● **YOUR GOAL**: Every record that follows should be output exactly as it is given.

● **DATA FOR THIS EXERCISE**:
┌──
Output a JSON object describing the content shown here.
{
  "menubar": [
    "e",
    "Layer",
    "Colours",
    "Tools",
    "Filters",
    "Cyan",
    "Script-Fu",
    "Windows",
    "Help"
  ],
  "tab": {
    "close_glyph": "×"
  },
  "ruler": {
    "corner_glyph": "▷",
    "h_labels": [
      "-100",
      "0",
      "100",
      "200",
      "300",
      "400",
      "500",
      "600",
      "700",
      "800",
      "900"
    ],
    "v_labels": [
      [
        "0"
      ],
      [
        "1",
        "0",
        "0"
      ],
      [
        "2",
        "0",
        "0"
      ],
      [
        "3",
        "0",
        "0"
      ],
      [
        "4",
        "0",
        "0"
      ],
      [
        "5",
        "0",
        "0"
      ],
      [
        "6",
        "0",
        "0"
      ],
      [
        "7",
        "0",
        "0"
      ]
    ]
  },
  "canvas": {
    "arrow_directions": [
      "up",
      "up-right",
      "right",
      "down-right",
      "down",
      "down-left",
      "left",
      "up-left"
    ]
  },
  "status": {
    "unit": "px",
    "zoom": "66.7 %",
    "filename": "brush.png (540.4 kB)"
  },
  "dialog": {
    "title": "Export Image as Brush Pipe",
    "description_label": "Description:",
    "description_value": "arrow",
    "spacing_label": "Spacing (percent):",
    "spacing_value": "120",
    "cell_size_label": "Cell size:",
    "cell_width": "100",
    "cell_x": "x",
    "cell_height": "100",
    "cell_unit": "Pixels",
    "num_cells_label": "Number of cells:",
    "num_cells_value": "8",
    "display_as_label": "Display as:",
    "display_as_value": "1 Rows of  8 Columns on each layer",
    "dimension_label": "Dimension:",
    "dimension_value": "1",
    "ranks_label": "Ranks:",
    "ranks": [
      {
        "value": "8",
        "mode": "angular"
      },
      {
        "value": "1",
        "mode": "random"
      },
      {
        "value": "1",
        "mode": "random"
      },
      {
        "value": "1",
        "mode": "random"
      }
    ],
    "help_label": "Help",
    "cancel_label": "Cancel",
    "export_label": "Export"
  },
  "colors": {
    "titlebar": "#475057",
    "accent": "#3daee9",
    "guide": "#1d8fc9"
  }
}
└──
● **EXERCISE ANSWER**:
Output a JSON object describing the content shown here.
{
  "menubar": [
    "e",
    "Layer",
    "Colours",
    "Tools",
    "Filters",
    "Cyan",
    "Script-Fu",
    "Windows",
    "Help"
  ],
  "tab": {
    "close_glyph": "×"
  },
  "ruler": {
    "corner_glyph": "▷",
    "h_labels": [
      "-100",
      "0",
      "100",
      "200",
      "300",
      "400",
      "500",
      "600",
      "700",
      "800",
      "900"
    ],
    "v_labels": [
      [
        "0"
      ],
      [
        "1",
        "0",
        "0"
      ],
      [
        "2",
        "0",
        "0"
      ],
      [
        "3",
        "0",
        "0"
      ],
      [
        "4",
        "0",
        "0"
      ],
      [
        "5",
        "0",
        "0"
      ],
      [
        "6",
        "0",
        "0"
      ],
      [
        "7",
        "0",
        "0"
      ]
    ]
  },
  "canvas": {
    "arrow_directions": [
      "up",
      "up-right",
      "right",
      "down-right",
      "down",
      "down-left",
      "left",
      "up-left"
    ]
  },
  "status": {
    "unit": "px",
    "zoom": "66.7 %",
    "filename": "brush.png (540.4 kB)"
  },
  "dialog": {
    "title": "Export Image as Brush Pipe",
    "description_label": "Description:",
    "description_value": "arrow",
    "spacing_label": "Spacing (percent):",
    "spacing_value": "120",
    "cell_size_label": "Cell size:",
    "cell_width": "100",
    "cell_x": "x",
    "cell_height": "100",
    "cell_unit": "Pixels",
    "num_cells_label": "Number of cells:",
    "num_cells_value": "8",
    "display_as_label": "Display as:",
    "display_as_value": "1 Rows of  8 Columns on each layer",
    "dimension_label": "Dimension:",
    "dimension_value": "1",
    "ranks_label": "Ranks:",
    "ranks": [
      {
        "value": "8",
        "mode": "angular"
      },
      {
        "value": "1",
        "mode": "random"
      },
      {
        "value": "1",
        "mode": "random"
      },
      {
        "value": "1",
        "mode": "random"
      }
    ],
    "help_label": "Help",
    "cancel_label": "Cancel",
    "export_label": "Export"
  },
  "colors": {
    "titlebar": "#475057",
    "accent": "#3daee9",
    "guide": "#1d8fc9"
  }
}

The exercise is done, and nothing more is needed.